-- RECORD SET start --

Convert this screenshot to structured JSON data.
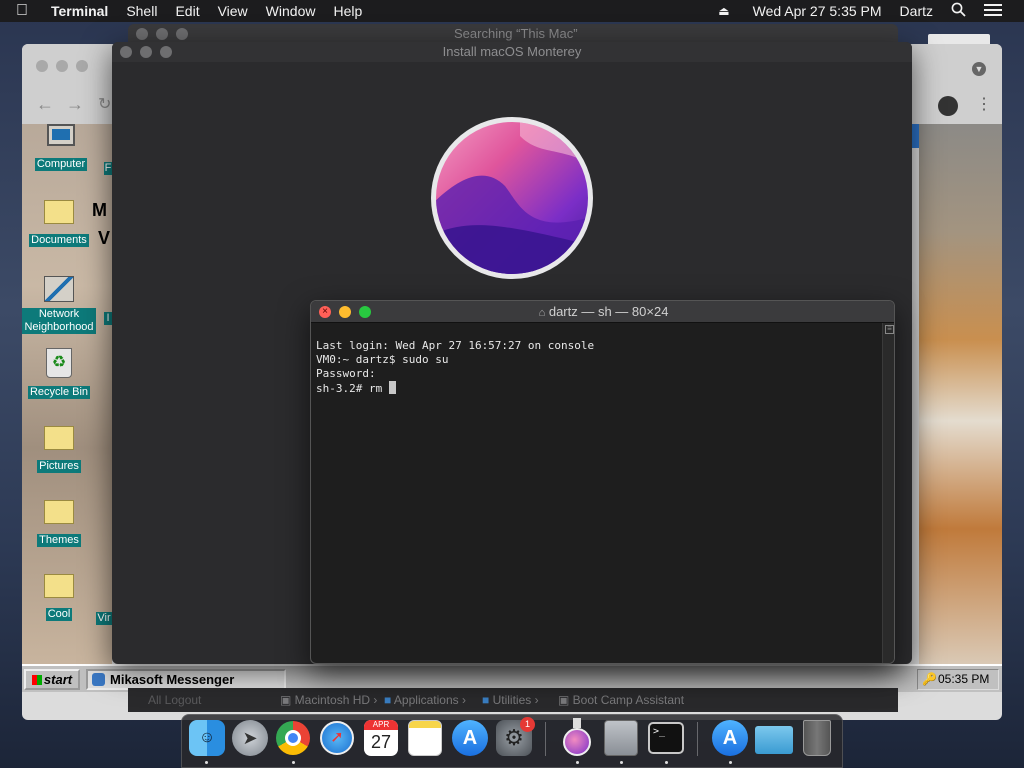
{
  "menubar": {
    "apple": "",
    "app": "Terminal",
    "items": [
      "Shell",
      "Edit",
      "View",
      "Window",
      "Help"
    ],
    "datetime": "Wed Apr 27  5:35 PM",
    "user": "Dartz"
  },
  "finder_bg": {
    "title": "Searching “This Mac”"
  },
  "installer": {
    "title": "Install macOS Monterey"
  },
  "browser_bg": {
    "title": ""
  },
  "desktop98": {
    "icons": [
      {
        "label": "Computer"
      },
      {
        "label": "Documents"
      },
      {
        "label": "Network Neighborhood"
      },
      {
        "label": "Recycle Bin"
      },
      {
        "label": "Pictures"
      },
      {
        "label": "Themes"
      },
      {
        "label": "Cool"
      }
    ],
    "side_labels": [
      "F",
      "M",
      "V",
      "I",
      "Vir"
    ],
    "taskbar": {
      "start": "start",
      "task": "Mikasoft Messenger",
      "clock": "05:35 PM"
    }
  },
  "terminal": {
    "title": "dartz — sh — 80×24",
    "lines": [
      "Last login: Wed Apr 27 16:57:27 on console",
      "VM0:~ dartz$ sudo su",
      "Password:",
      "sh-3.2# rm "
    ]
  },
  "pathbar": {
    "items": [
      "Macintosh HD",
      "Applications",
      "Utilities",
      "Boot Camp Assistant"
    ],
    "behind": "All Logout"
  },
  "dock": {
    "apps": [
      {
        "name": "Finder"
      },
      {
        "name": "Launchpad"
      },
      {
        "name": "Chrome"
      },
      {
        "name": "Safari"
      },
      {
        "name": "Calendar",
        "month": "APR",
        "day": "27"
      },
      {
        "name": "Notes"
      },
      {
        "name": "App Store"
      },
      {
        "name": "System Preferences",
        "badge": "1"
      },
      {
        "name": "Install macOS Monterey"
      },
      {
        "name": "Archive Utility"
      },
      {
        "name": "Terminal",
        "glyph": ">_"
      },
      {
        "name": "App Store Downloads"
      },
      {
        "name": "Folder"
      },
      {
        "name": "Trash"
      }
    ]
  },
  "colors": {
    "accent": "#0d7a7a",
    "terminal_bg": "#1e1e1e",
    "menubar_bg": "#1c1c1e"
  }
}
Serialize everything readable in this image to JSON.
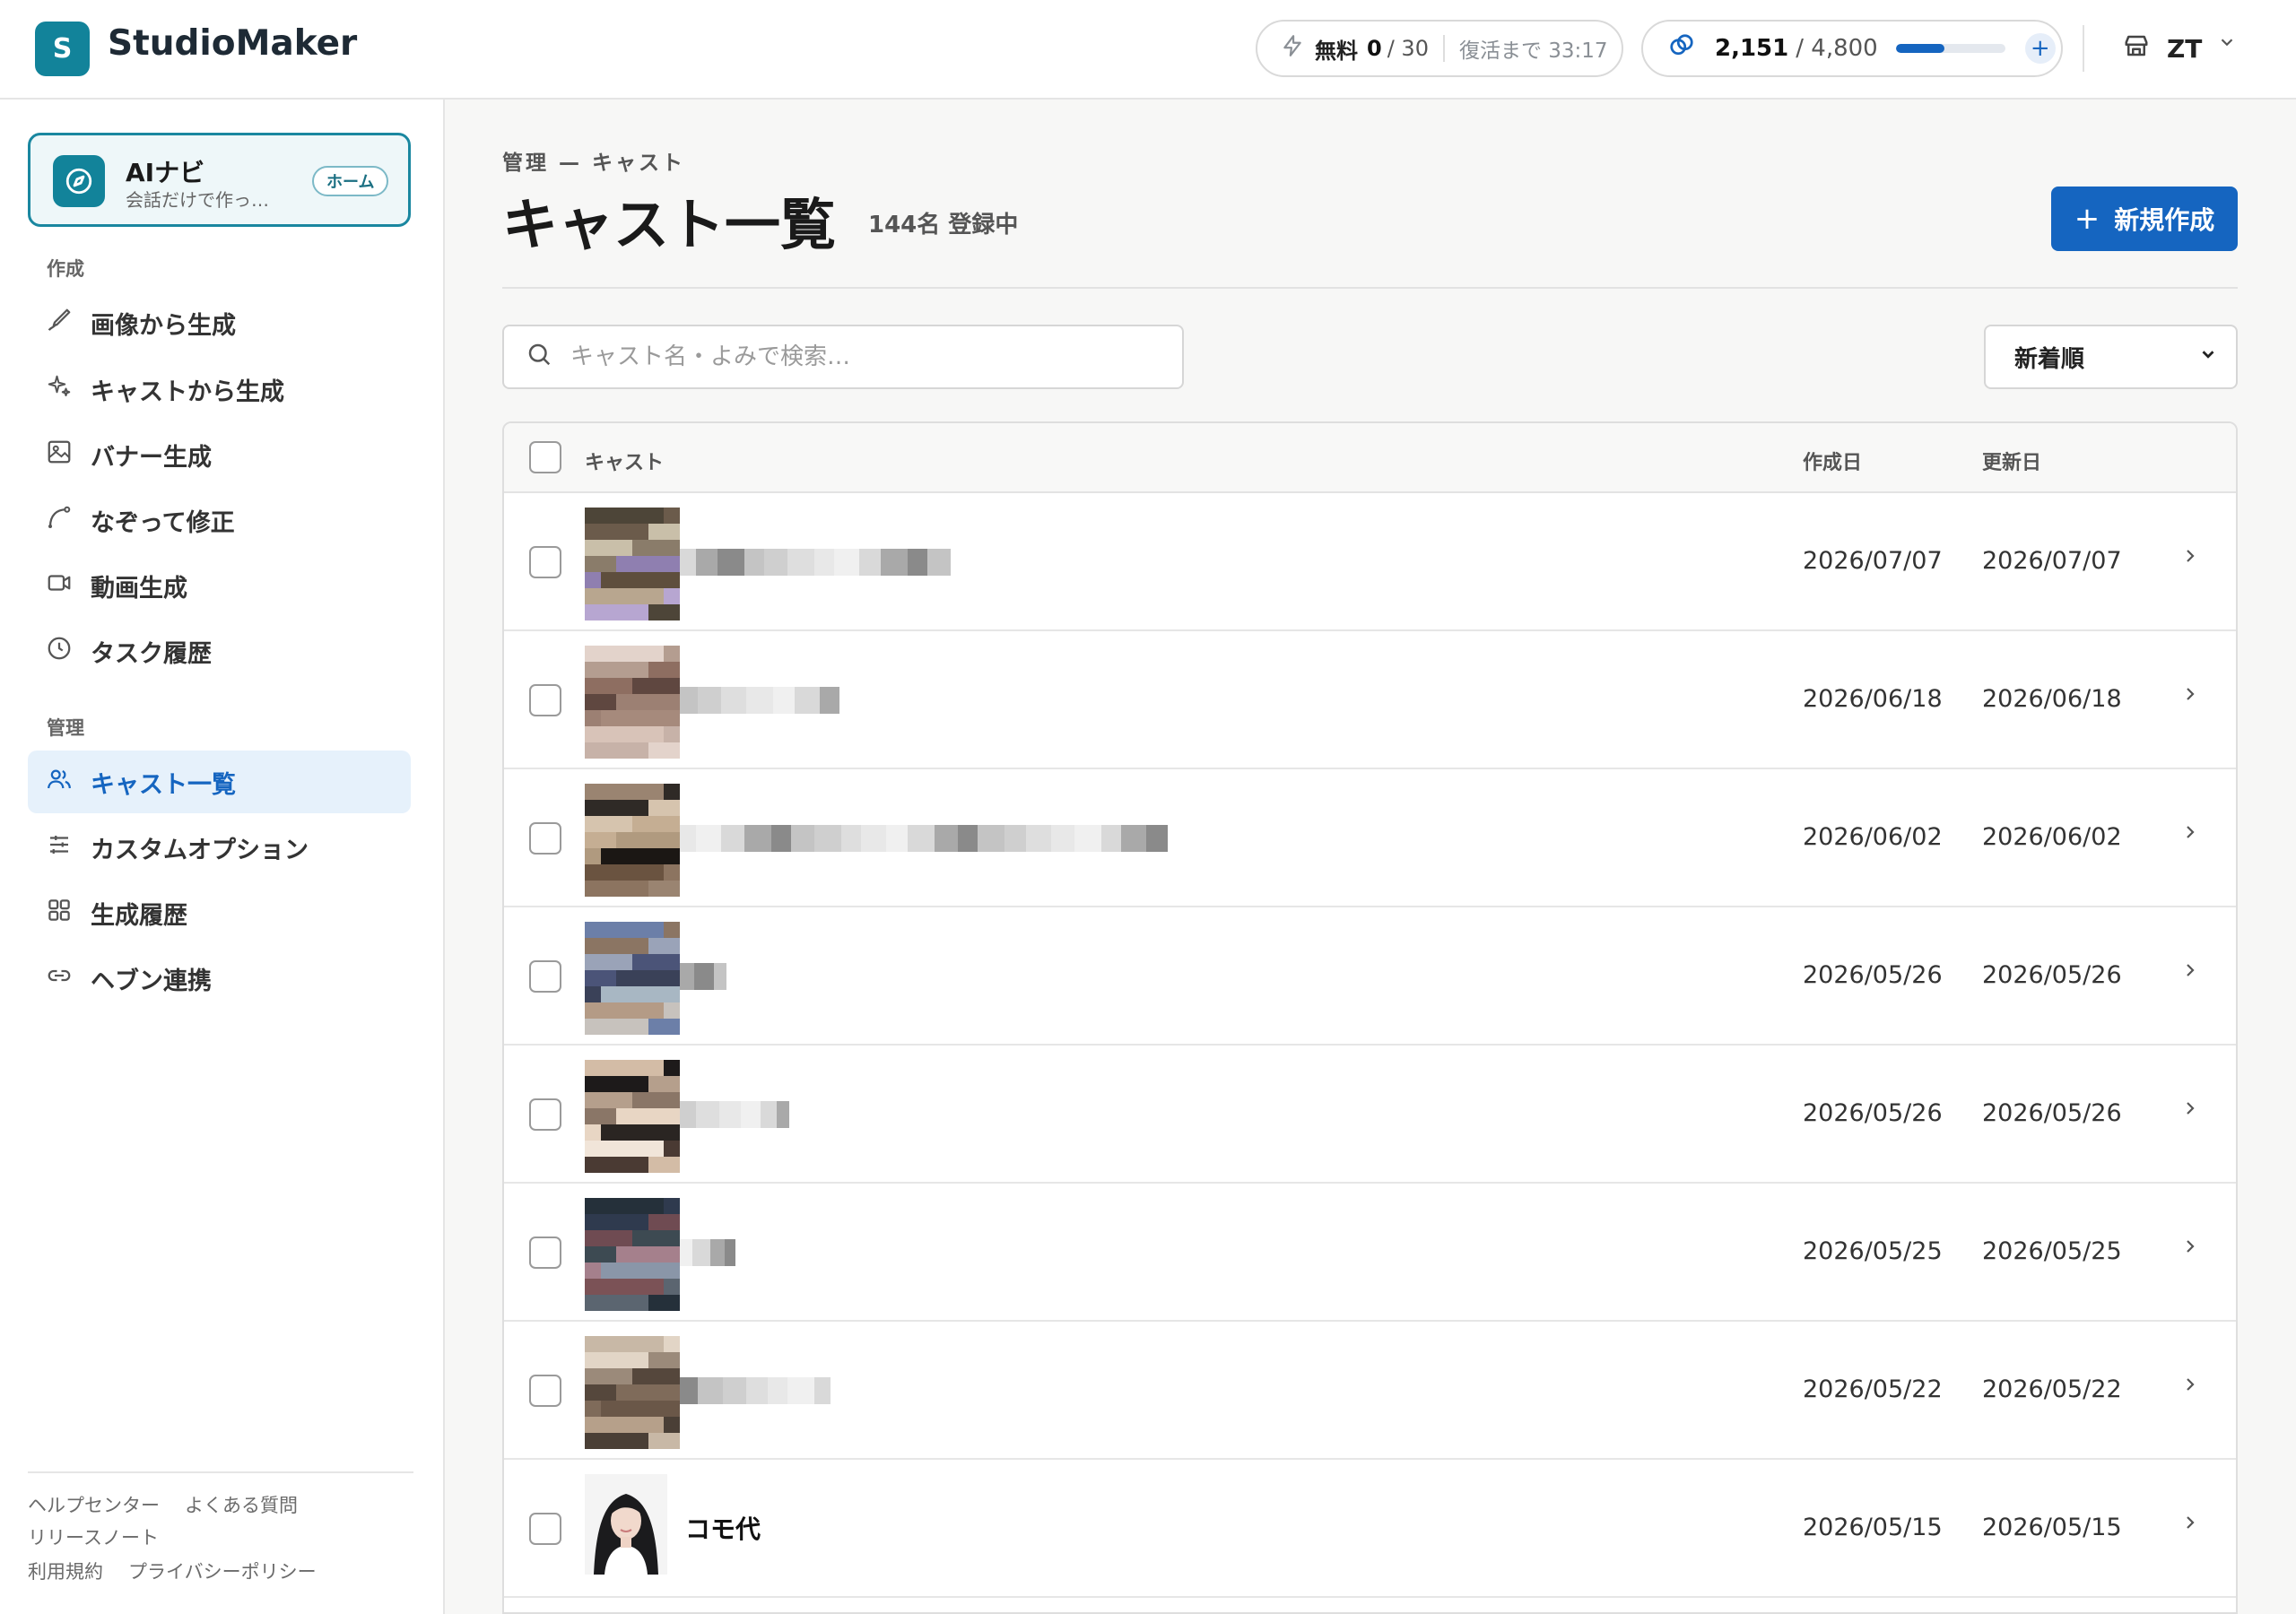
{
  "header": {
    "logo_letter": "S",
    "brand": "StudioMaker",
    "quota": {
      "label": "無料",
      "used": "0",
      "total": "/ 30",
      "recover": "復活まで 33:17"
    },
    "credits": {
      "current": "2,151",
      "total": "/ 4,800",
      "progress": 0.448,
      "accent": "#1565c0"
    },
    "user": "ZT"
  },
  "sidebar": {
    "ai_card": {
      "title": "AIナビ",
      "subtitle": "会話だけで作っ…",
      "home": "ホーム"
    },
    "sections": {
      "create": "作成",
      "manage": "管理"
    },
    "create_items": [
      {
        "label": "画像から生成",
        "icon": "brush-icon"
      },
      {
        "label": "キャストから生成",
        "icon": "sparkle-icon"
      },
      {
        "label": "バナー生成",
        "icon": "image-icon"
      },
      {
        "label": "なぞって修正",
        "icon": "trace-icon"
      },
      {
        "label": "動画生成",
        "icon": "video-icon"
      },
      {
        "label": "タスク履歴",
        "icon": "clock-icon"
      }
    ],
    "manage_items": [
      {
        "label": "キャスト一覧",
        "icon": "users-icon",
        "active": true
      },
      {
        "label": "カスタムオプション",
        "icon": "sliders-icon"
      },
      {
        "label": "生成履歴",
        "icon": "grid-icon"
      },
      {
        "label": "ヘブン連携",
        "icon": "link-icon"
      }
    ],
    "footer": {
      "help": "ヘルプセンター",
      "faq": "よくある質問",
      "release": "リリースノート",
      "terms": "利用規約",
      "privacy": "プライバシーポリシー"
    }
  },
  "main": {
    "breadcrumb": "管理 — キャスト",
    "title": "キャスト一覧",
    "count": "144名 登録中",
    "new_button": "新規作成",
    "search_placeholder": "キャスト名・よみで検索…",
    "sort_value": "新着順",
    "columns": {
      "cast": "キャスト",
      "created": "作成日",
      "updated": "更新日"
    },
    "rows": [
      {
        "name": "",
        "created": "2026/07/07",
        "updated": "2026/07/07"
      },
      {
        "name": "",
        "created": "2026/06/18",
        "updated": "2026/06/18"
      },
      {
        "name": "",
        "created": "2026/06/02",
        "updated": "2026/06/02"
      },
      {
        "name": "",
        "created": "2026/05/26",
        "updated": "2026/05/26"
      },
      {
        "name": "",
        "created": "2026/05/26",
        "updated": "2026/05/26"
      },
      {
        "name": "",
        "created": "2026/05/25",
        "updated": "2026/05/25"
      },
      {
        "name": "",
        "created": "2026/05/22",
        "updated": "2026/05/22"
      },
      {
        "name": "コモ代",
        "created": "2026/05/15",
        "updated": "2026/05/15"
      }
    ]
  }
}
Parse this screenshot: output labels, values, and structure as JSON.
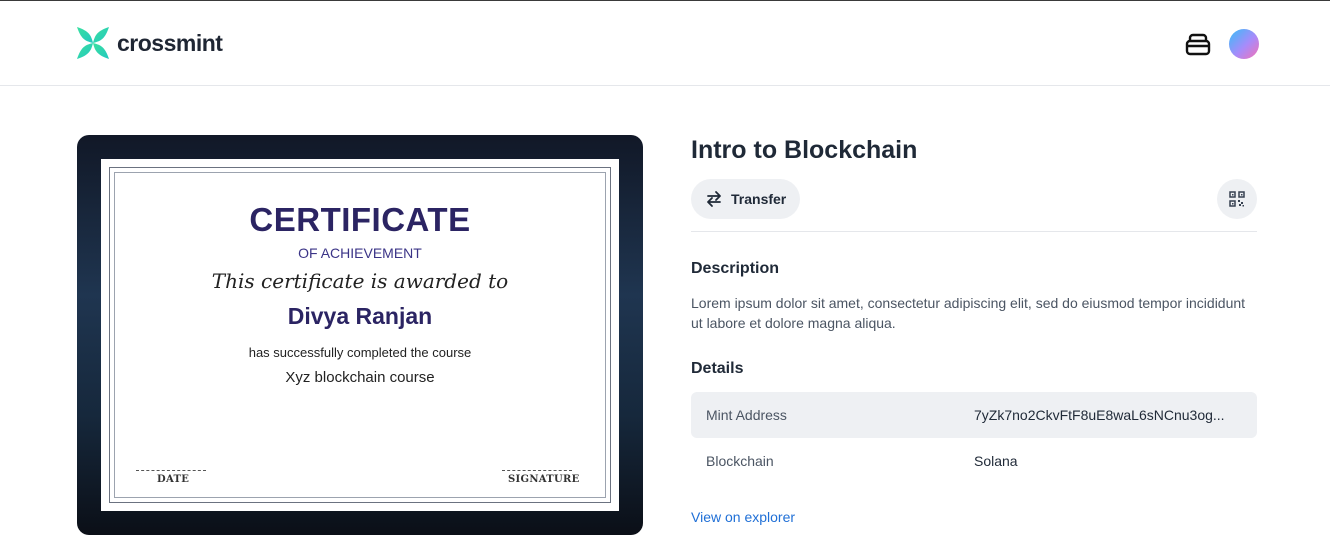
{
  "header": {
    "brand_name": "crossmint",
    "logo_icon": "crossmint-logo-icon",
    "wallet_icon": "wallet-icon",
    "avatar_colors": [
      "#38bdf8",
      "#a78bfa",
      "#f472b6"
    ]
  },
  "certificate": {
    "title": "CERTIFICATE",
    "subtitle": "OF ACHIEVEMENT",
    "awarded_text": "This certificate is awarded to",
    "recipient": "Divya Ranjan",
    "completed_text": "has successfully completed the course",
    "course": "Xyz blockchain course",
    "date_label": "DATE",
    "signature_label": "SIGNATURE"
  },
  "item": {
    "title": "Intro to Blockchain",
    "transfer_label": "Transfer",
    "transfer_icon": "arrows-swap-icon",
    "qr_icon": "qr-code-icon"
  },
  "description": {
    "heading": "Description",
    "text": "Lorem ipsum dolor sit amet, consectetur adipiscing elit, sed do eiusmod tempor incididunt ut labore et dolore magna aliqua."
  },
  "details": {
    "heading": "Details",
    "rows": [
      {
        "key": "Mint Address",
        "value": "7yZk7no2CkvFtF8uE8waL6sNCnu3og..."
      },
      {
        "key": "Blockchain",
        "value": "Solana"
      }
    ]
  },
  "explorer_link": "View on explorer",
  "colors": {
    "accent_link": "#1f6fd6",
    "brand_green": "#2ed3a4",
    "certificate_ink": "#2b2463"
  }
}
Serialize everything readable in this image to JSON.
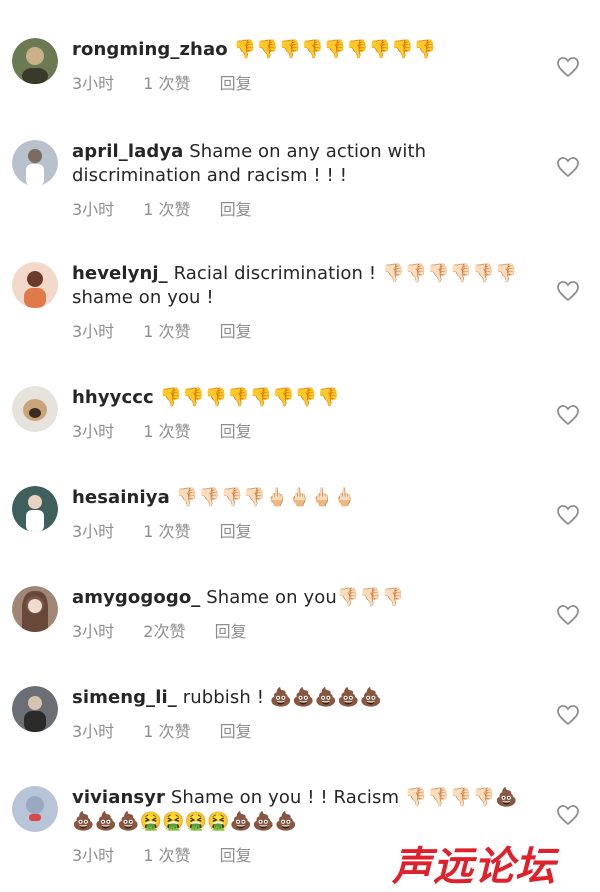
{
  "comments": [
    {
      "user": "rongming_zhao",
      "text": "👎👎👎👎👎👎👎👎👎",
      "time": "3小时",
      "likes": "1 次赞",
      "reply": "回复",
      "avatar_color": "#6b7a52"
    },
    {
      "user": "april_ladya",
      "text": "Shame on any action with discrimination and racism ! ! !",
      "time": "3小时",
      "likes": "1 次赞",
      "reply": "回复",
      "avatar_color": "#9aa6b4"
    },
    {
      "user": "hevelynj_",
      "text": "Racial discrimination ! 👎🏻👎🏻👎🏻👎🏻👎🏻👎🏻shame on you !",
      "time": "3小时",
      "likes": "1 次赞",
      "reply": "回复",
      "avatar_color": "#d99a7a"
    },
    {
      "user": "hhyyccc",
      "text": "👎👎👎👎👎👎👎👎",
      "time": "3小时",
      "likes": "1 次赞",
      "reply": "回复",
      "avatar_color": "#c9b9a4"
    },
    {
      "user": "hesainiya",
      "text": "👎🏻👎🏻👎🏻👎🏻🖕🏻🖕🏻🖕🏻🖕🏻",
      "time": "3小时",
      "likes": "1 次赞",
      "reply": "回复",
      "avatar_color": "#4a6a6a"
    },
    {
      "user": "amygogogo_",
      "text": "Shame on you👎🏻👎🏻👎🏻",
      "time": "3小时",
      "likes": "2次赞",
      "reply": "回复",
      "avatar_color": "#8a6a55"
    },
    {
      "user": "simeng_li_",
      "text": "rubbish ! 💩💩💩💩💩",
      "time": "3小时",
      "likes": "1 次赞",
      "reply": "回复",
      "avatar_color": "#5a5f66"
    },
    {
      "user": "viviansyr",
      "text": "Shame on you ! ! Racism 👎🏻👎🏻👎🏻👎🏻💩💩💩💩🤮🤮🤮🤮💩💩💩",
      "time": "3小时",
      "likes": "1 次赞",
      "reply": "回复",
      "avatar_color": "#9aa8c2"
    }
  ],
  "watermark": "声远论坛",
  "colors": {
    "username": "#262626",
    "meta": "#8e8e8e",
    "heart": "#8e8e8e",
    "watermark": "#e0212c"
  },
  "icons": {
    "like": "heart-outline-icon"
  }
}
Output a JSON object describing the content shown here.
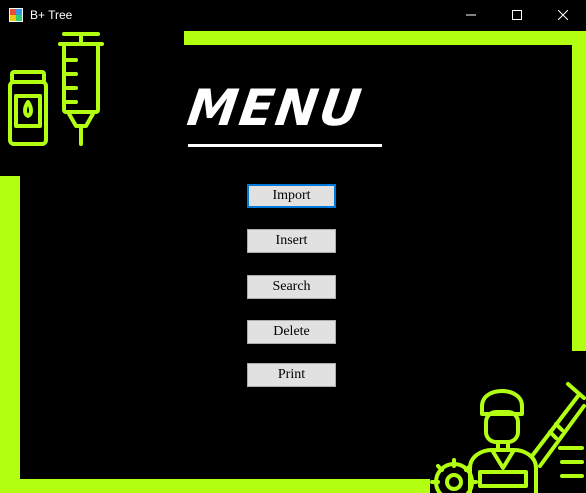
{
  "window": {
    "title": "B+ Tree",
    "minimize_icon": "minimize-icon",
    "maximize_icon": "maximize-icon",
    "close_icon": "close-icon"
  },
  "menu": {
    "title": "MENU",
    "buttons": [
      {
        "label": "Import",
        "focused": true
      },
      {
        "label": "Insert",
        "focused": false
      },
      {
        "label": "Search",
        "focused": false
      },
      {
        "label": "Delete",
        "focused": false
      },
      {
        "label": "Print",
        "focused": false
      }
    ]
  },
  "colors": {
    "accent": "#b3ff12",
    "background": "#000000",
    "button_face": "#e1e1e1",
    "focus_border": "#0078d7"
  },
  "decorations": {
    "top_left": "medicine-bottle-and-syringe-icon",
    "bottom_right": "doctor-with-syringe-and-gear-icon"
  }
}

-- RECORD SET end --

Scan the material above for the string "subtitle" and return the lines that hold it.

      "subtitle": "会話だけで作っ…",
    "subtitle": "OF ACHIEVEMENT",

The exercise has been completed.